--- Start of Data for this task ---

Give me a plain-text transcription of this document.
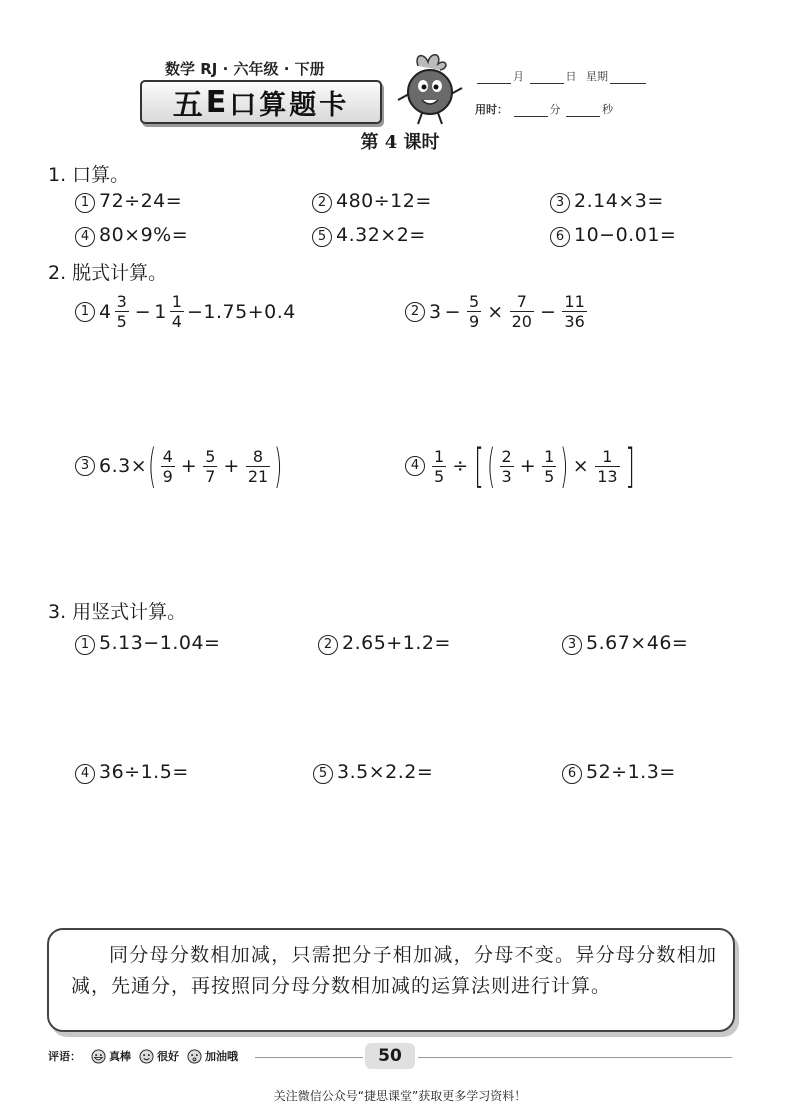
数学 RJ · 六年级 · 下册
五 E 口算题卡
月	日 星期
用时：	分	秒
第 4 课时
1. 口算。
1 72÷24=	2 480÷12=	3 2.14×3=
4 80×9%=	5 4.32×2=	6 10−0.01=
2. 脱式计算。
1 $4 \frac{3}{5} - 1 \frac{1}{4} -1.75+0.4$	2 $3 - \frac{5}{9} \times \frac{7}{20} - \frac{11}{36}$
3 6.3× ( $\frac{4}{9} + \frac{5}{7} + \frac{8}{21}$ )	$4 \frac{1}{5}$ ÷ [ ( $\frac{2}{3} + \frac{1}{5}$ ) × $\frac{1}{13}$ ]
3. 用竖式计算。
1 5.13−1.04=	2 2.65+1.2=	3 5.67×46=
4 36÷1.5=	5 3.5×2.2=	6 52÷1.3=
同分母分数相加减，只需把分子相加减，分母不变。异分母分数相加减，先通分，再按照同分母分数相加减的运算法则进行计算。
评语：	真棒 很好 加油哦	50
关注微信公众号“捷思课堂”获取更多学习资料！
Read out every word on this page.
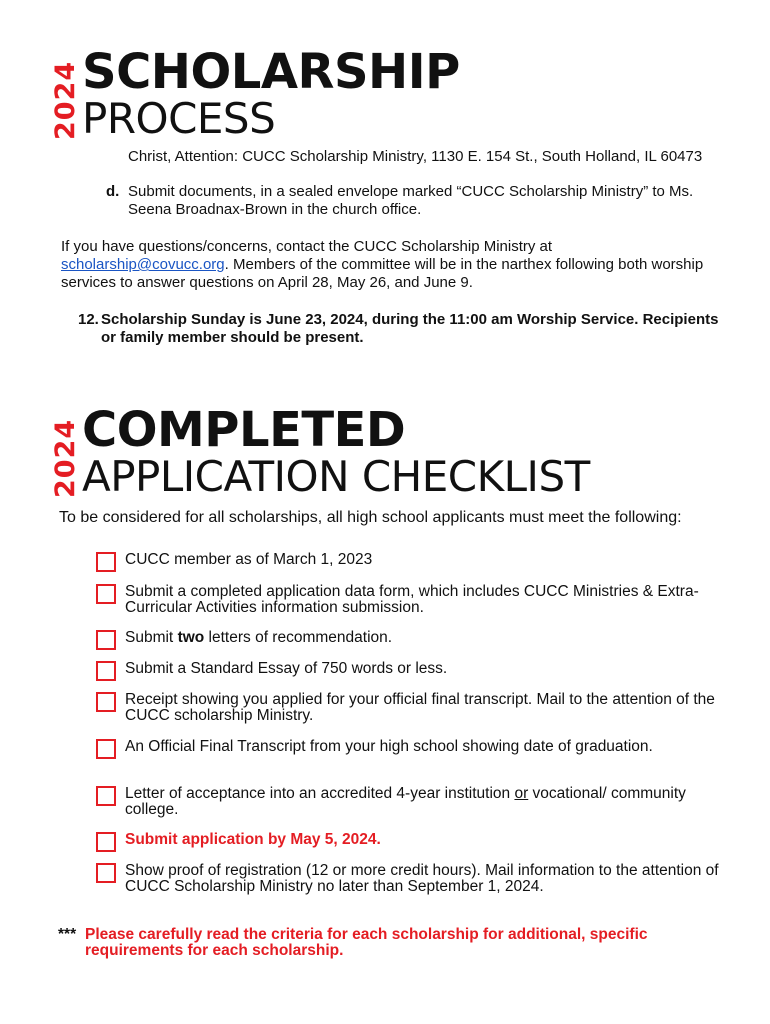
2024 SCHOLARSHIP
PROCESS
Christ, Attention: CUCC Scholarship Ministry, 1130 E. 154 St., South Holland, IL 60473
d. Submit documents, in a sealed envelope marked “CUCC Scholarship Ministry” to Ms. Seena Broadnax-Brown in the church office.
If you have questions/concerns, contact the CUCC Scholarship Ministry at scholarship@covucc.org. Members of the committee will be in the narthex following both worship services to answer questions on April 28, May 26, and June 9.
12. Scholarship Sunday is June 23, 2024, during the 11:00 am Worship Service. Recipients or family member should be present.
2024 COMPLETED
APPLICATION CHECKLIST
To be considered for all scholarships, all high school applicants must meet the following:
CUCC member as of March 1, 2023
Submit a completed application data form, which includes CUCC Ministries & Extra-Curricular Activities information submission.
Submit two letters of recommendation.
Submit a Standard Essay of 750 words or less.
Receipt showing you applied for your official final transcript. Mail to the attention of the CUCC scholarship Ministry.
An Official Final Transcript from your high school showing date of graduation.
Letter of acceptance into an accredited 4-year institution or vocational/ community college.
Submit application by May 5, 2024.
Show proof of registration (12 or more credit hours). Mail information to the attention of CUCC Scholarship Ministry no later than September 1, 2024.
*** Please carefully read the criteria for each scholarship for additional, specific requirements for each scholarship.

--- End of Data for this task ---

Given task
Your answer should be only the number of lines that hold the word "June".

Reply
2